The request = Return all of the data exactly, with nothing left out but the pictures.

[Stored records]
=-=-=
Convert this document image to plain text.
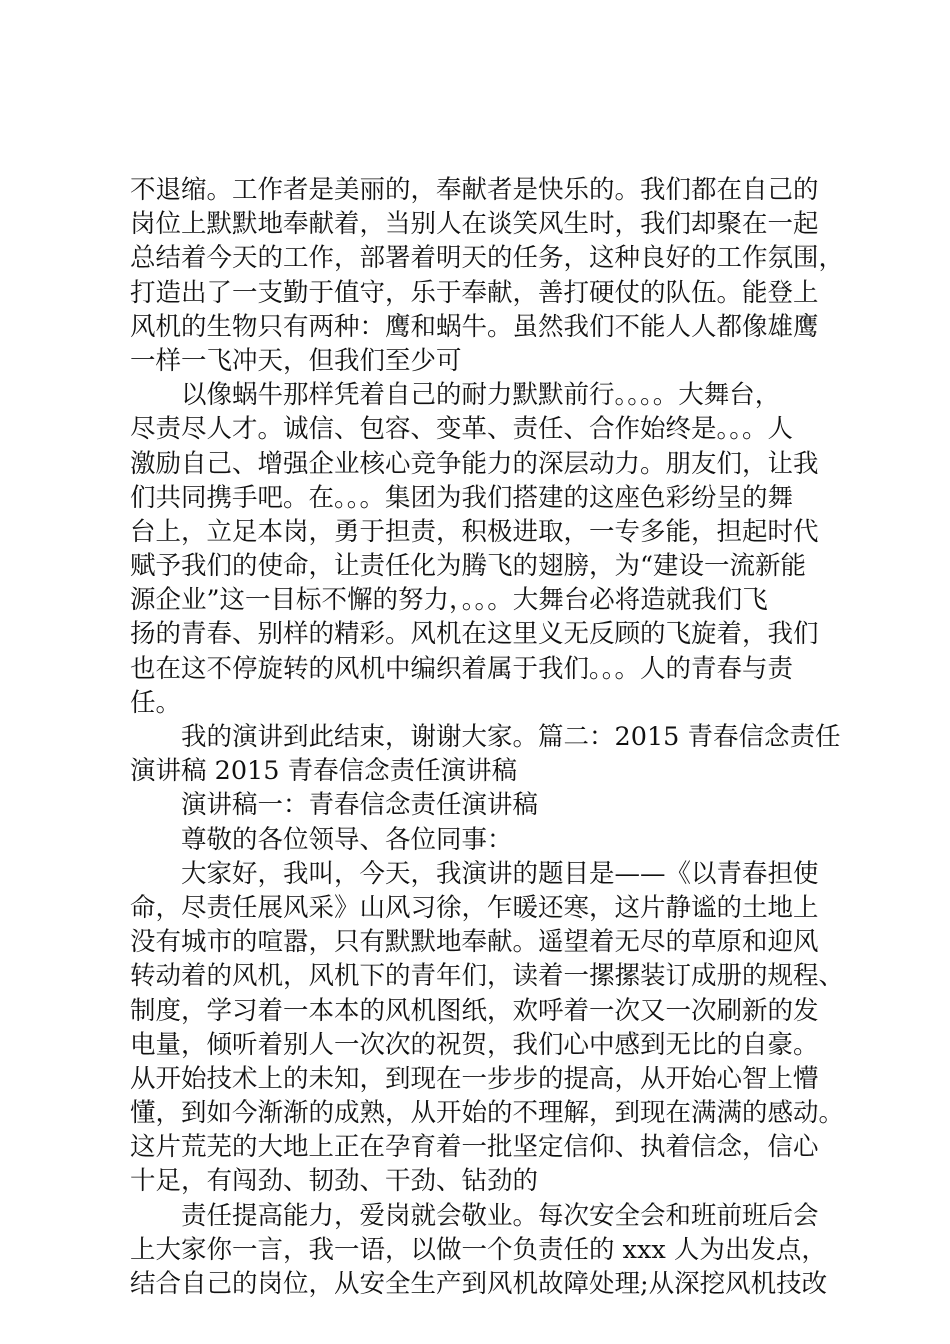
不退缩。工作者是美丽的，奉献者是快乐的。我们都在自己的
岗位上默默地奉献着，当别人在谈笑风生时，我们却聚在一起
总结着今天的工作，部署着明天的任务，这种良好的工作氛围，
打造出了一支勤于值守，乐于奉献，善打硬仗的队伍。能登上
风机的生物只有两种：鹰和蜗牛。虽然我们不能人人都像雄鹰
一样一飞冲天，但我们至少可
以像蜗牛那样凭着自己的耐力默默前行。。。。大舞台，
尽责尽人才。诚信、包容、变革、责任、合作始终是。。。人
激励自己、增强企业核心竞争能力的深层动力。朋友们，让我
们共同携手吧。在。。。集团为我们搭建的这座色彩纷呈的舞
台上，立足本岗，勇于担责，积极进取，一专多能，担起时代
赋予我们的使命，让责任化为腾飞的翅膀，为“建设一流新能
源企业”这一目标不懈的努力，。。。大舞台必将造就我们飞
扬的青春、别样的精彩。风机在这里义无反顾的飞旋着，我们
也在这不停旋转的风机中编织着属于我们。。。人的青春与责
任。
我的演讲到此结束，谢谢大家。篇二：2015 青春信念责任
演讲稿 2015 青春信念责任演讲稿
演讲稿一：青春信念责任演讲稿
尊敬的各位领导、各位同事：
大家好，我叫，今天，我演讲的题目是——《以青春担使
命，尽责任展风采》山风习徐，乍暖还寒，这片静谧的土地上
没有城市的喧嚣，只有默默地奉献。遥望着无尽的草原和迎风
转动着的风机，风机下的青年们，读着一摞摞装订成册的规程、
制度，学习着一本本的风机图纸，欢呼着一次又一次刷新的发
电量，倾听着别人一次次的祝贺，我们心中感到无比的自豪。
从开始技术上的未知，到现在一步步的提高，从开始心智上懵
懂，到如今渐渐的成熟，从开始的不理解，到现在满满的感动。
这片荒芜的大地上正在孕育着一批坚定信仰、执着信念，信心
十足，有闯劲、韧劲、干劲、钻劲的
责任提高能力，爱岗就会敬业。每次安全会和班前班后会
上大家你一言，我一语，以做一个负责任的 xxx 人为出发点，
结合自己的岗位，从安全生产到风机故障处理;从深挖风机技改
=-=-=
Final result =
Convert this document image to plain text.
不退缩。工作者是美丽的，奉献者是快乐的。我们都在自己的
岗位上默默地奉献着，当别人在谈笑风生时，我们却聚在一起
总结着今天的工作，部署着明天的任务，这种良好的工作氛围，
打造出了一支勤于值守，乐于奉献，善打硬仗的队伍。能登上
风机的生物只有两种：鹰和蜗牛。虽然我们不能人人都像雄鹰
一样一飞冲天，但我们至少可
以像蜗牛那样凭着自己的耐力默默前行。。。。大舞台，
尽责尽人才。诚信、包容、变革、责任、合作始终是。。。人
激励自己、增强企业核心竞争能力的深层动力。朋友们，让我
们共同携手吧。在。。。集团为我们搭建的这座色彩纷呈的舞
台上，立足本岗，勇于担责，积极进取，一专多能，担起时代
赋予我们的使命，让责任化为腾飞的翅膀，为“建设一流新能
源企业”这一目标不懈的努力，。。。大舞台必将造就我们飞
扬的青春、别样的精彩。风机在这里义无反顾的飞旋着，我们
也在这不停旋转的风机中编织着属于我们。。。人的青春与责
任。
我的演讲到此结束，谢谢大家。篇二：2015 青春信念责任
演讲稿 2015 青春信念责任演讲稿
演讲稿一：青春信念责任演讲稿
尊敬的各位领导、各位同事：
大家好，我叫，今天，我演讲的题目是——《以青春担使
命，尽责任展风采》山风习徐，乍暖还寒，这片静谧的土地上
没有城市的喧嚣，只有默默地奉献。遥望着无尽的草原和迎风
转动着的风机，风机下的青年们，读着一摞摞装订成册的规程、
制度，学习着一本本的风机图纸，欢呼着一次又一次刷新的发
电量，倾听着别人一次次的祝贺，我们心中感到无比的自豪。
从开始技术上的未知，到现在一步步的提高，从开始心智上懵
懂，到如今渐渐的成熟，从开始的不理解，到现在满满的感动。
这片荒芜的大地上正在孕育着一批坚定信仰、执着信念，信心
十足，有闯劲、韧劲、干劲、钻劲的
责任提高能力，爱岗就会敬业。每次安全会和班前班后会
上大家你一言，我一语，以做一个负责任的 xxx 人为出发点，
结合自己的岗位，从安全生产到风机故障处理;从深挖风机技改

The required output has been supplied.